Working data:
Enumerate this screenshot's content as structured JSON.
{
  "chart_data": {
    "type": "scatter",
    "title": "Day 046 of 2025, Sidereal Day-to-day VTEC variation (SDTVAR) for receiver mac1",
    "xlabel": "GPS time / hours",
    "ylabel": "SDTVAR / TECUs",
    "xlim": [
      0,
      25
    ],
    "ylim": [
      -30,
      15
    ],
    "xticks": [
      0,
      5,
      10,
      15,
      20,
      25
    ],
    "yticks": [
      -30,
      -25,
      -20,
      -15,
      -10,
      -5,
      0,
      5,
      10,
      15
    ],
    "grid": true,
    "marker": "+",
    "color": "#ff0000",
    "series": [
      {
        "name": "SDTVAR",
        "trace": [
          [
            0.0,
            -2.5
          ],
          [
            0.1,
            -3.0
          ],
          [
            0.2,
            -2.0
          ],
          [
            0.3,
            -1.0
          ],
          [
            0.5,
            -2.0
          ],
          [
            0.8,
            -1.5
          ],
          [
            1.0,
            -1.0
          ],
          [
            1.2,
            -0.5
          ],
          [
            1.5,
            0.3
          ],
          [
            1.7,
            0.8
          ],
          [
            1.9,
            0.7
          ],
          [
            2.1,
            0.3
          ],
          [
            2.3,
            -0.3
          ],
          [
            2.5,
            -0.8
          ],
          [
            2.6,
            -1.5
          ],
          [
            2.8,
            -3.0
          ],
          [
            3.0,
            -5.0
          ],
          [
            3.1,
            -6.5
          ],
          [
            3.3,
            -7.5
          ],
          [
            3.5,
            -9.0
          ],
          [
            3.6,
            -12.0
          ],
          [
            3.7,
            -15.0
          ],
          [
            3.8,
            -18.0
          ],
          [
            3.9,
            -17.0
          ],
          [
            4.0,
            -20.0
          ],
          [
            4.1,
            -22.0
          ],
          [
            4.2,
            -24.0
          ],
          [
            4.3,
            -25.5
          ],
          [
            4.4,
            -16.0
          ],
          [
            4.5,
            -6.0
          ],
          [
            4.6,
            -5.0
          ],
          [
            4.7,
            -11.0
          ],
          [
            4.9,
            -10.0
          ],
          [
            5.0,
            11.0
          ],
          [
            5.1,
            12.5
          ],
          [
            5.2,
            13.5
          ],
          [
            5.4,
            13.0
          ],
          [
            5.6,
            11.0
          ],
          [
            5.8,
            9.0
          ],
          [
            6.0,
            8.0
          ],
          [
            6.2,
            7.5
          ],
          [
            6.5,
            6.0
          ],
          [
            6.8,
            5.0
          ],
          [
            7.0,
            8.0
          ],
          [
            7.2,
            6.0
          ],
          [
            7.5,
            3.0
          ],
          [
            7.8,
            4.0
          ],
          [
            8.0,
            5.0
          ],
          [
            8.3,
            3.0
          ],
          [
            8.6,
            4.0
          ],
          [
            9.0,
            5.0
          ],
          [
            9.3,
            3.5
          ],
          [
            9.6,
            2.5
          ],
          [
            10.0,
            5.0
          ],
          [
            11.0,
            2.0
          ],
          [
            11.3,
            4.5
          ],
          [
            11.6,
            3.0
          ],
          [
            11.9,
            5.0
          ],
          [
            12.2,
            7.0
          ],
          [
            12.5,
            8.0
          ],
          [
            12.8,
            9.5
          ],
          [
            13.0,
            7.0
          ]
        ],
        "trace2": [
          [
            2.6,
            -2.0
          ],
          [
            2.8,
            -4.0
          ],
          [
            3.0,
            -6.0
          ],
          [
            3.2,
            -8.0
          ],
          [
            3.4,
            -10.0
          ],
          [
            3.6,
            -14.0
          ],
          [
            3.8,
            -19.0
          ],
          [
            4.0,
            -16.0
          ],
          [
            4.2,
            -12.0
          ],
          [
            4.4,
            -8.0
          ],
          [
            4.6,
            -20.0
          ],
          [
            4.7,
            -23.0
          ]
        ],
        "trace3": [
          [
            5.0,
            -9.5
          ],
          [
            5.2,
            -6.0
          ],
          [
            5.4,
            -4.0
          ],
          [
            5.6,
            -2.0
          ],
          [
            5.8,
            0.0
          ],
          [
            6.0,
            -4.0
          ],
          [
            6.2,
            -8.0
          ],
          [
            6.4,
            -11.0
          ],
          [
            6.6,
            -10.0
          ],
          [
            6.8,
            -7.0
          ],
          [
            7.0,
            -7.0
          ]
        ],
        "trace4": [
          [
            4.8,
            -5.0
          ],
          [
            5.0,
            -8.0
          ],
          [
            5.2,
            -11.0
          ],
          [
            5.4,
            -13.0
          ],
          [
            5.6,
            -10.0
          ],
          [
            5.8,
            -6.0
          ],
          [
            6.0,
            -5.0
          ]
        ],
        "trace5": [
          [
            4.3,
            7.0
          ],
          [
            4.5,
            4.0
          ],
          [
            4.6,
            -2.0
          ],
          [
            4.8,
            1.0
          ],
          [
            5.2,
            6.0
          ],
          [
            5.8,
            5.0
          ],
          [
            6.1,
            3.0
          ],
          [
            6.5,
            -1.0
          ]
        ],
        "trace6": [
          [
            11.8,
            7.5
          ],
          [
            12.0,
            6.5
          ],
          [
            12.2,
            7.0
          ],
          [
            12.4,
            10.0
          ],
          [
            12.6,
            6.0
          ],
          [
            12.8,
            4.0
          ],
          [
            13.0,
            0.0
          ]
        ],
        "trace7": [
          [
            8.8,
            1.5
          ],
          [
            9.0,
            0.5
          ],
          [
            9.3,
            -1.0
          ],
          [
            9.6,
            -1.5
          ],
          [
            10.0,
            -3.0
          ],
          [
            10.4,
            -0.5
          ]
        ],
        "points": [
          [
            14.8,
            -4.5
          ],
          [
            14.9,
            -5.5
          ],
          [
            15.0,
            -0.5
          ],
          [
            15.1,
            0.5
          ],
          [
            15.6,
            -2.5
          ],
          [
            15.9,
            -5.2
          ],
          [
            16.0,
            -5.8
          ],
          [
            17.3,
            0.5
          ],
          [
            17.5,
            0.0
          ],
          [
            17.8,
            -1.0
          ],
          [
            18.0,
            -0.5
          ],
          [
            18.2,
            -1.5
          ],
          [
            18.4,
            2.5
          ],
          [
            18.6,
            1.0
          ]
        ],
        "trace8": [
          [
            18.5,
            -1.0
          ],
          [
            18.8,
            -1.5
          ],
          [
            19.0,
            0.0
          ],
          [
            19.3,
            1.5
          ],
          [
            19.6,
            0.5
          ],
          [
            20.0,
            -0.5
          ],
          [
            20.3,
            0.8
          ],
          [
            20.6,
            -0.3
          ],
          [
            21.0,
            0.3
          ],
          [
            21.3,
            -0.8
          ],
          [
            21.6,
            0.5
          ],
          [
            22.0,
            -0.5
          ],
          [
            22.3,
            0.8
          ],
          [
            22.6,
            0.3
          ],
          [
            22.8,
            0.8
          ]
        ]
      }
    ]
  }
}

Description of the task:
Restate each record exactly as written.

In response:
Enumerate this screenshot's content as structured JSON.
{
  "chart_data": {
    "type": "scatter",
    "title": "Day 046 of 2025, Sidereal Day-to-day VTEC variation (SDTVAR) for receiver mac1",
    "xlabel": "GPS time / hours",
    "ylabel": "SDTVAR / TECUs",
    "xlim": [
      0,
      25
    ],
    "ylim": [
      -30,
      15
    ],
    "xticks": [
      0,
      5,
      10,
      15,
      20,
      25
    ],
    "yticks": [
      -30,
      -25,
      -20,
      -15,
      -10,
      -5,
      0,
      5,
      10,
      15
    ],
    "grid": true,
    "marker": "+",
    "color": "#ff0000",
    "series": [
      {
        "name": "SDTVAR",
        "trace": [
          [
            0.0,
            -2.5
          ],
          [
            0.1,
            -3.0
          ],
          [
            0.2,
            -2.0
          ],
          [
            0.3,
            -1.0
          ],
          [
            0.5,
            -2.0
          ],
          [
            0.8,
            -1.5
          ],
          [
            1.0,
            -1.0
          ],
          [
            1.2,
            -0.5
          ],
          [
            1.5,
            0.3
          ],
          [
            1.7,
            0.8
          ],
          [
            1.9,
            0.7
          ],
          [
            2.1,
            0.3
          ],
          [
            2.3,
            -0.3
          ],
          [
            2.5,
            -0.8
          ],
          [
            2.6,
            -1.5
          ],
          [
            2.8,
            -3.0
          ],
          [
            3.0,
            -5.0
          ],
          [
            3.1,
            -6.5
          ],
          [
            3.3,
            -7.5
          ],
          [
            3.5,
            -9.0
          ],
          [
            3.6,
            -12.0
          ],
          [
            3.7,
            -15.0
          ],
          [
            3.8,
            -18.0
          ],
          [
            3.9,
            -17.0
          ],
          [
            4.0,
            -20.0
          ],
          [
            4.1,
            -22.0
          ],
          [
            4.2,
            -24.0
          ],
          [
            4.3,
            -25.5
          ],
          [
            4.4,
            -16.0
          ],
          [
            4.5,
            -6.0
          ],
          [
            4.6,
            -5.0
          ],
          [
            4.7,
            -11.0
          ],
          [
            4.9,
            -10.0
          ],
          [
            5.0,
            11.0
          ],
          [
            5.1,
            12.5
          ],
          [
            5.2,
            13.5
          ],
          [
            5.4,
            13.0
          ],
          [
            5.6,
            11.0
          ],
          [
            5.8,
            9.0
          ],
          [
            6.0,
            8.0
          ],
          [
            6.2,
            7.5
          ],
          [
            6.5,
            6.0
          ],
          [
            6.8,
            5.0
          ],
          [
            7.0,
            8.0
          ],
          [
            7.2,
            6.0
          ],
          [
            7.5,
            3.0
          ],
          [
            7.8,
            4.0
          ],
          [
            8.0,
            5.0
          ],
          [
            8.3,
            3.0
          ],
          [
            8.6,
            4.0
          ],
          [
            9.0,
            5.0
          ],
          [
            9.3,
            3.5
          ],
          [
            9.6,
            2.5
          ],
          [
            10.0,
            5.0
          ],
          [
            11.0,
            2.0
          ],
          [
            11.3,
            4.5
          ],
          [
            11.6,
            3.0
          ],
          [
            11.9,
            5.0
          ],
          [
            12.2,
            7.0
          ],
          [
            12.5,
            8.0
          ],
          [
            12.8,
            9.5
          ],
          [
            13.0,
            7.0
          ]
        ],
        "trace2": [
          [
            2.6,
            -2.0
          ],
          [
            2.8,
            -4.0
          ],
          [
            3.0,
            -6.0
          ],
          [
            3.2,
            -8.0
          ],
          [
            3.4,
            -10.0
          ],
          [
            3.6,
            -14.0
          ],
          [
            3.8,
            -19.0
          ],
          [
            4.0,
            -16.0
          ],
          [
            4.2,
            -12.0
          ],
          [
            4.4,
            -8.0
          ],
          [
            4.6,
            -20.0
          ],
          [
            4.7,
            -23.0
          ]
        ],
        "trace3": [
          [
            5.0,
            -9.5
          ],
          [
            5.2,
            -6.0
          ],
          [
            5.4,
            -4.0
          ],
          [
            5.6,
            -2.0
          ],
          [
            5.8,
            0.0
          ],
          [
            6.0,
            -4.0
          ],
          [
            6.2,
            -8.0
          ],
          [
            6.4,
            -11.0
          ],
          [
            6.6,
            -10.0
          ],
          [
            6.8,
            -7.0
          ],
          [
            7.0,
            -7.0
          ]
        ],
        "trace4": [
          [
            4.8,
            -5.0
          ],
          [
            5.0,
            -8.0
          ],
          [
            5.2,
            -11.0
          ],
          [
            5.4,
            -13.0
          ],
          [
            5.6,
            -10.0
          ],
          [
            5.8,
            -6.0
          ],
          [
            6.0,
            -5.0
          ]
        ],
        "trace5": [
          [
            4.3,
            7.0
          ],
          [
            4.5,
            4.0
          ],
          [
            4.6,
            -2.0
          ],
          [
            4.8,
            1.0
          ],
          [
            5.2,
            6.0
          ],
          [
            5.8,
            5.0
          ],
          [
            6.1,
            3.0
          ],
          [
            6.5,
            -1.0
          ]
        ],
        "trace6": [
          [
            11.8,
            7.5
          ],
          [
            12.0,
            6.5
          ],
          [
            12.2,
            7.0
          ],
          [
            12.4,
            10.0
          ],
          [
            12.6,
            6.0
          ],
          [
            12.8,
            4.0
          ],
          [
            13.0,
            0.0
          ]
        ],
        "trace7": [
          [
            8.8,
            1.5
          ],
          [
            9.0,
            0.5
          ],
          [
            9.3,
            -1.0
          ],
          [
            9.6,
            -1.5
          ],
          [
            10.0,
            -3.0
          ],
          [
            10.4,
            -0.5
          ]
        ],
        "points": [
          [
            14.8,
            -4.5
          ],
          [
            14.9,
            -5.5
          ],
          [
            15.0,
            -0.5
          ],
          [
            15.1,
            0.5
          ],
          [
            15.6,
            -2.5
          ],
          [
            15.9,
            -5.2
          ],
          [
            16.0,
            -5.8
          ],
          [
            17.3,
            0.5
          ],
          [
            17.5,
            0.0
          ],
          [
            17.8,
            -1.0
          ],
          [
            18.0,
            -0.5
          ],
          [
            18.2,
            -1.5
          ],
          [
            18.4,
            2.5
          ],
          [
            18.6,
            1.0
          ]
        ],
        "trace8": [
          [
            18.5,
            -1.0
          ],
          [
            18.8,
            -1.5
          ],
          [
            19.0,
            0.0
          ],
          [
            19.3,
            1.5
          ],
          [
            19.6,
            0.5
          ],
          [
            20.0,
            -0.5
          ],
          [
            20.3,
            0.8
          ],
          [
            20.6,
            -0.3
          ],
          [
            21.0,
            0.3
          ],
          [
            21.3,
            -0.8
          ],
          [
            21.6,
            0.5
          ],
          [
            22.0,
            -0.5
          ],
          [
            22.3,
            0.8
          ],
          [
            22.6,
            0.3
          ],
          [
            22.8,
            0.8
          ]
        ]
      }
    ]
  }
}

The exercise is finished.